# [PROBLEM STATEMENT]
Repeat each line exactly, leaving nothing out.

# [THE RECORDS]
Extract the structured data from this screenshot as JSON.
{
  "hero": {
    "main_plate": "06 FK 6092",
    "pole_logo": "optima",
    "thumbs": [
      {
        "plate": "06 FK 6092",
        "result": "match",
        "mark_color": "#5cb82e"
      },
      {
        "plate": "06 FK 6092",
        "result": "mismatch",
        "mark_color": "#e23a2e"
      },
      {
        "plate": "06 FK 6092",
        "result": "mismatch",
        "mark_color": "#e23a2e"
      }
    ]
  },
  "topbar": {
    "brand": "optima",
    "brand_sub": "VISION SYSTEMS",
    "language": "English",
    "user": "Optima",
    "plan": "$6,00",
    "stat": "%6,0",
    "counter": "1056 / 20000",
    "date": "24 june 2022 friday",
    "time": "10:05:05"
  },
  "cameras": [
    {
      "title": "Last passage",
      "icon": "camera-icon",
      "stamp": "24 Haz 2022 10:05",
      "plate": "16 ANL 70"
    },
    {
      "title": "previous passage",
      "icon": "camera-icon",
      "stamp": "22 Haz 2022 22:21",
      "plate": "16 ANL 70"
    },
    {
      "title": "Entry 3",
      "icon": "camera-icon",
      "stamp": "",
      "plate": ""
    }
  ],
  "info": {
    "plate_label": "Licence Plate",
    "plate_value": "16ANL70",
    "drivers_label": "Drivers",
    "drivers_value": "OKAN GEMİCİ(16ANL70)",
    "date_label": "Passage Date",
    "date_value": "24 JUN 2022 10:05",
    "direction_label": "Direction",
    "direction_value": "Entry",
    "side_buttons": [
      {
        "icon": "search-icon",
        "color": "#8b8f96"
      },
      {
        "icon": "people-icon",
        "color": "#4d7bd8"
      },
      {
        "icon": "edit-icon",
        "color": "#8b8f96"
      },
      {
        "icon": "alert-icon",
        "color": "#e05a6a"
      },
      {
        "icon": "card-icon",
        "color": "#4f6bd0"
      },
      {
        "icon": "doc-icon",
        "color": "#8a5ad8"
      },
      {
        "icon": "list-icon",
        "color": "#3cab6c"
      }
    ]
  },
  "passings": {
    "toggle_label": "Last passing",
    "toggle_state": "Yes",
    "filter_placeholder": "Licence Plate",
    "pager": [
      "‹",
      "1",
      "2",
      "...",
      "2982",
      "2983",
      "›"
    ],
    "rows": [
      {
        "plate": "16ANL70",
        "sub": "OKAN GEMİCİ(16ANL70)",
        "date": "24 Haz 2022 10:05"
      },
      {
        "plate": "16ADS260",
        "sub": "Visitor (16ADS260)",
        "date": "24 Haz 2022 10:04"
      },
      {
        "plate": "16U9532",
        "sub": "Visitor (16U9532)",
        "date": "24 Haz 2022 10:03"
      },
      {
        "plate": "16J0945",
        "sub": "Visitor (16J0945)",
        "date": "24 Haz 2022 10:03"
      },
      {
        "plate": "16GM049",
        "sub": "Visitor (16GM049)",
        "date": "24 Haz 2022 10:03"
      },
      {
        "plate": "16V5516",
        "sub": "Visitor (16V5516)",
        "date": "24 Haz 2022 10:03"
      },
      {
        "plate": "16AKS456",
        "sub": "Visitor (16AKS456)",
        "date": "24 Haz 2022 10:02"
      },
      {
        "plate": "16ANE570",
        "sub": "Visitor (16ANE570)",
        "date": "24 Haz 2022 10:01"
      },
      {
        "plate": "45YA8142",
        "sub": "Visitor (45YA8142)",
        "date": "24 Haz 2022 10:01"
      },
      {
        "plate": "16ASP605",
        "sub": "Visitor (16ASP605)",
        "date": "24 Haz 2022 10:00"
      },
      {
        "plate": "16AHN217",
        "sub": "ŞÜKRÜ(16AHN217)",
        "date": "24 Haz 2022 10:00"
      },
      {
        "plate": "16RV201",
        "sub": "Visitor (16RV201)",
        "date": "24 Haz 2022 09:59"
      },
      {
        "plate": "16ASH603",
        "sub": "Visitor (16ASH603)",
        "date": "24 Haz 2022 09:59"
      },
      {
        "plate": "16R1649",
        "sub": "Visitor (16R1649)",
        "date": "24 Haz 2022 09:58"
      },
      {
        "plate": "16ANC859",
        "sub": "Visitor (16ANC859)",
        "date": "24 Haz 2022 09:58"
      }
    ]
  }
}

# [SOLUTION]
Extract the structured data from this screenshot as JSON.
{
  "hero": {
    "main_plate": "06 FK 6092",
    "pole_logo": "optima",
    "thumbs": [
      {
        "plate": "06 FK 6092",
        "result": "match",
        "mark_color": "#5cb82e"
      },
      {
        "plate": "06 FK 6092",
        "result": "mismatch",
        "mark_color": "#e23a2e"
      },
      {
        "plate": "06 FK 6092",
        "result": "mismatch",
        "mark_color": "#e23a2e"
      }
    ]
  },
  "topbar": {
    "brand": "optima",
    "brand_sub": "VISION SYSTEMS",
    "language": "English",
    "user": "Optima",
    "plan": "$6,00",
    "stat": "%6,0",
    "counter": "1056 / 20000",
    "date": "24 june 2022 friday",
    "time": "10:05:05"
  },
  "cameras": [
    {
      "title": "Last passage",
      "icon": "camera-icon",
      "stamp": "24 Haz 2022 10:05",
      "plate": "16 ANL 70"
    },
    {
      "title": "previous passage",
      "icon": "camera-icon",
      "stamp": "22 Haz 2022 22:21",
      "plate": "16 ANL 70"
    },
    {
      "title": "Entry 3",
      "icon": "camera-icon",
      "stamp": "",
      "plate": ""
    }
  ],
  "info": {
    "plate_label": "Licence Plate",
    "plate_value": "16ANL70",
    "drivers_label": "Drivers",
    "drivers_value": "OKAN GEMİCİ(16ANL70)",
    "date_label": "Passage Date",
    "date_value": "24 JUN 2022 10:05",
    "direction_label": "Direction",
    "direction_value": "Entry",
    "side_buttons": [
      {
        "icon": "search-icon",
        "color": "#8b8f96"
      },
      {
        "icon": "people-icon",
        "color": "#4d7bd8"
      },
      {
        "icon": "edit-icon",
        "color": "#8b8f96"
      },
      {
        "icon": "alert-icon",
        "color": "#e05a6a"
      },
      {
        "icon": "card-icon",
        "color": "#4f6bd0"
      },
      {
        "icon": "doc-icon",
        "color": "#8a5ad8"
      },
      {
        "icon": "list-icon",
        "color": "#3cab6c"
      }
    ]
  },
  "passings": {
    "toggle_label": "Last passing",
    "toggle_state": "Yes",
    "filter_placeholder": "Licence Plate",
    "pager": [
      "‹",
      "1",
      "2",
      "...",
      "2982",
      "2983",
      "›"
    ],
    "rows": [
      {
        "plate": "16ANL70",
        "sub": "OKAN GEMİCİ(16ANL70)",
        "date": "24 Haz 2022 10:05"
      },
      {
        "plate": "16ADS260",
        "sub": "Visitor (16ADS260)",
        "date": "24 Haz 2022 10:04"
      },
      {
        "plate": "16U9532",
        "sub": "Visitor (16U9532)",
        "date": "24 Haz 2022 10:03"
      },
      {
        "plate": "16J0945",
        "sub": "Visitor (16J0945)",
        "date": "24 Haz 2022 10:03"
      },
      {
        "plate": "16GM049",
        "sub": "Visitor (16GM049)",
        "date": "24 Haz 2022 10:03"
      },
      {
        "plate": "16V5516",
        "sub": "Visitor (16V5516)",
        "date": "24 Haz 2022 10:03"
      },
      {
        "plate": "16AKS456",
        "sub": "Visitor (16AKS456)",
        "date": "24 Haz 2022 10:02"
      },
      {
        "plate": "16ANE570",
        "sub": "Visitor (16ANE570)",
        "date": "24 Haz 2022 10:01"
      },
      {
        "plate": "45YA8142",
        "sub": "Visitor (45YA8142)",
        "date": "24 Haz 2022 10:01"
      },
      {
        "plate": "16ASP605",
        "sub": "Visitor (16ASP605)",
        "date": "24 Haz 2022 10:00"
      },
      {
        "plate": "16AHN217",
        "sub": "ŞÜKRÜ(16AHN217)",
        "date": "24 Haz 2022 10:00"
      },
      {
        "plate": "16RV201",
        "sub": "Visitor (16RV201)",
        "date": "24 Haz 2022 09:59"
      },
      {
        "plate": "16ASH603",
        "sub": "Visitor (16ASH603)",
        "date": "24 Haz 2022 09:59"
      },
      {
        "plate": "16R1649",
        "sub": "Visitor (16R1649)",
        "date": "24 Haz 2022 09:58"
      },
      {
        "plate": "16ANC859",
        "sub": "Visitor (16ANC859)",
        "date": "24 Haz 2022 09:58"
      }
    ]
  }
}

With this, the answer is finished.